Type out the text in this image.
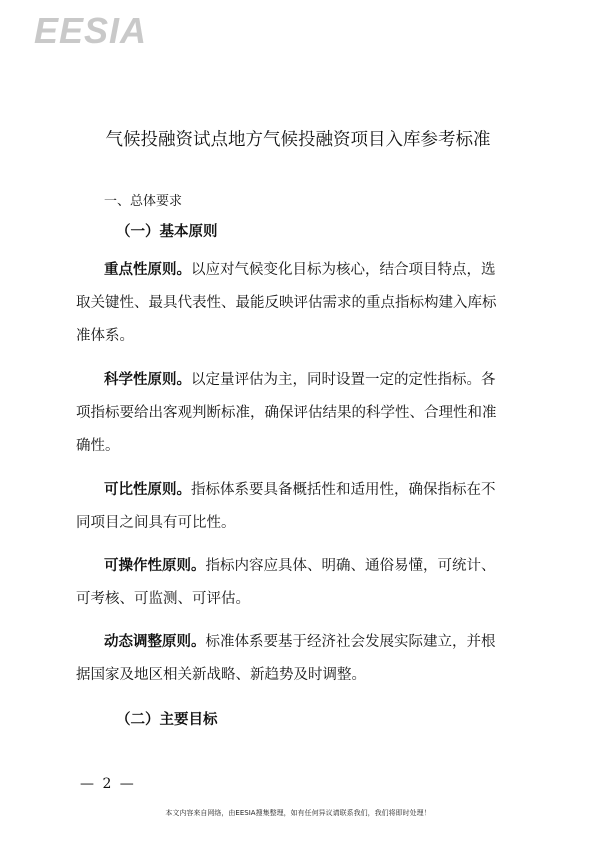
EESIA
气候投融资试点地方气候投融资项目入库参考标准
一、总体要求
（一）基本原则
重点性原则。以应对气候变化目标为核心，结合项目特点，选
取关键性、最具代表性、最能反映评估需求的重点指标构建入库标
准体系。
科学性原则。以定量评估为主，同时设置一定的定性指标。各
项指标要给出客观判断标准，确保评估结果的科学性、合理性和准
确性。
可比性原则。指标体系要具备概括性和适用性，确保指标在不
同项目之间具有可比性。
可操作性原则。指标内容应具体、明确、通俗易懂，可统计、
可考核、可监测、可评估。
动态调整原则。标准体系要基于经济社会发展实际建立，并根
据国家及地区相关新战略、新趋势及时调整。
（二）主要目标
— 2 —
本文内容来自网络，由EESIA搜集整理，如有任何异议请联系我们，我们将即时处理！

DIRECTIVE
Are you able to set down all the lines above exactly, without any pictures?

COMPLETE ANSWER
Type out the text in this image.
EESIA
气候投融资试点地方气候投融资项目入库参考标准
一、总体要求
（一）基本原则
重点性原则。以应对气候变化目标为核心，结合项目特点，选
取关键性、最具代表性、最能反映评估需求的重点指标构建入库标
准体系。
科学性原则。以定量评估为主，同时设置一定的定性指标。各
项指标要给出客观判断标准，确保评估结果的科学性、合理性和准
确性。
可比性原则。指标体系要具备概括性和适用性，确保指标在不
同项目之间具有可比性。
可操作性原则。指标内容应具体、明确、通俗易懂，可统计、
可考核、可监测、可评估。
动态调整原则。标准体系要基于经济社会发展实际建立，并根
据国家及地区相关新战略、新趋势及时调整。
（二）主要目标
— 2 —
本文内容来自网络，由EESIA搜集整理，如有任何异议请联系我们，我们将即时处理！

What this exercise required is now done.